→ **STORED DATA**:
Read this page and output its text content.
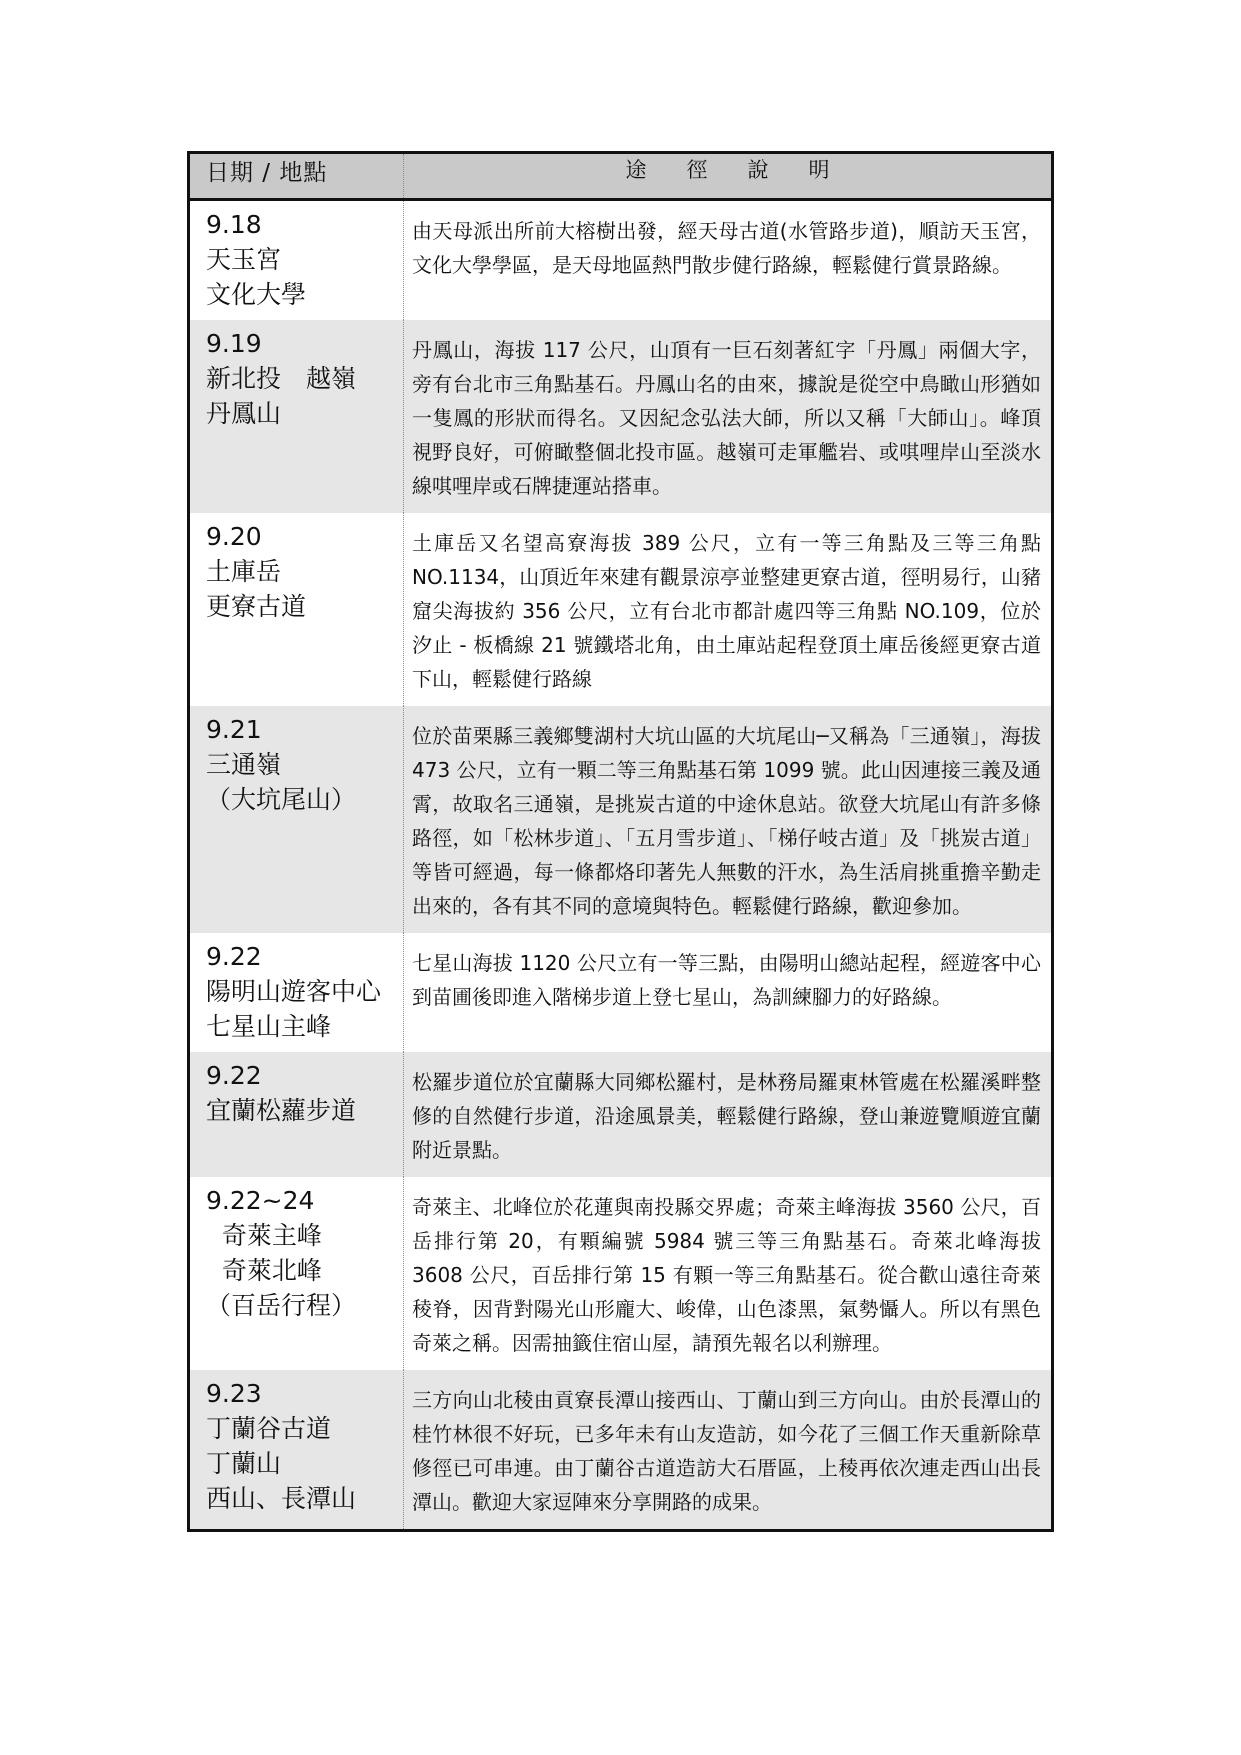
日期 / 地點	途徑說明

9.18
天玉宮
文化大學	由天母派出所前大榕樹出發，經天母古道(水管路步道)，順訪天玉宮，文化大學學區，是天母地區熱門散步健行路線，輕鬆健行賞景路線。

9.19
新北投　越嶺
丹鳳山	丹鳳山，海拔 117 公尺，山頂有一巨石刻著紅字「丹鳳」兩個大字，旁有台北市三角點基石。丹鳳山名的由來，據說是從空中鳥瞰山形猶如一隻鳳的形狀而得名。又因紀念弘法大師，所以又稱「大師山」。峰頂視野良好，可俯瞰整個北投市區。越嶺可走軍艦岩、或唭哩岸山至淡水線唭哩岸或石牌捷運站搭車。

9.20
土庫岳
更寮古道	土庫岳又名望高寮海拔 389 公尺，立有一等三角點及三等三角點 NO.1134，山頂近年來建有觀景涼亭並整建更寮古道，徑明易行，山豬窟尖海拔約 356 公尺，立有台北市都計處四等三角點 NO.109，位於汐止 - 板橋線 21 號鐵塔北角，由土庫站起程登頂土庫岳後經更寮古道下山，輕鬆健行路線

9.21
三通嶺
（大坑尾山）	位於苗栗縣三義鄉雙湖村大坑山區的大坑尾山─又稱為「三通嶺」，海拔 473 公尺，立有一顆二等三角點基石第 1099 號。此山因連接三義及通霄，故取名三通嶺，是挑炭古道的中途休息站。欲登大坑尾山有許多條路徑，如「松林步道」、「五月雪步道」、「梯仔岐古道」及「挑炭古道」等皆可經過，每一條都烙印著先人無數的汗水，為生活肩挑重擔辛勤走出來的，各有其不同的意境與特色。輕鬆健行路線，歡迎參加。

9.22
陽明山遊客中心
七星山主峰	七星山海拔 1120 公尺立有一等三點，由陽明山總站起程，經遊客中心到苗圃後即進入階梯步道上登七星山，為訓練腳力的好路線。

9.22
宜蘭松蘿步道	松羅步道位於宜蘭縣大同鄉松羅村，是林務局羅東林管處在松羅溪畔整修的自然健行步道，沿途風景美，輕鬆健行路線，登山兼遊覽順遊宜蘭附近景點。

9.22~24
奇萊主峰
奇萊北峰
（百岳行程）	奇萊主、北峰位於花蓮與南投縣交界處；奇萊主峰海拔 3560 公尺，百岳排行第 20，有顆編號 5984 號三等三角點基石。奇萊北峰海拔 3608 公尺，百岳排行第 15 有顆一等三角點基石。從合歡山遠往奇萊稜脊，因背對陽光山形龐大、峻偉，山色漆黑，氣勢懾人。所以有黑色奇萊之稱。因需抽籤住宿山屋，請預先報名以利辦理。

9.23
丁蘭谷古道
丁蘭山
西山、長潭山	三方向山北稜由貢寮長潭山接西山、丁蘭山到三方向山。由於長潭山的桂竹林很不好玩，已多年未有山友造訪，如今花了三個工作天重新除草修徑已可串連。由丁蘭谷古道造訪大石厝區，上稜再依次連走西山出長潭山。歡迎大家逗陣來分享開路的成果。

→ **EXERCISE REQUIREMENTS**: From the entries above, return each line with the word "輕鬆健行路線" in it.

→ **TASK OUTPUT**:
更寮古道	土庫岳又名望高寮海拔 389 公尺，立有一等三角點及三等三角點 NO.1134，山頂近年來建有觀景涼亭並整建更寮古道，徑明易行，山豬窟尖海拔約 356 公尺，立有台北市都計處四等三角點 NO.109，位於汐止 - 板橋線 21 號鐵塔北角，由土庫站起程登頂土庫岳後經更寮古道下山，輕鬆健行路線
（大坑尾山）	位於苗栗縣三義鄉雙湖村大坑山區的大坑尾山─又稱為「三通嶺」，海拔 473 公尺，立有一顆二等三角點基石第 1099 號。此山因連接三義及通霄，故取名三通嶺，是挑炭古道的中途休息站。欲登大坑尾山有許多條路徑，如「松林步道」、「五月雪步道」、「梯仔岐古道」及「挑炭古道」等皆可經過，每一條都烙印著先人無數的汗水，為生活肩挑重擔辛勤走出來的，各有其不同的意境與特色。輕鬆健行路線，歡迎參加。
宜蘭松蘿步道	松羅步道位於宜蘭縣大同鄉松羅村，是林務局羅東林管處在松羅溪畔整修的自然健行步道，沿途風景美，輕鬆健行路線，登山兼遊覽順遊宜蘭附近景點。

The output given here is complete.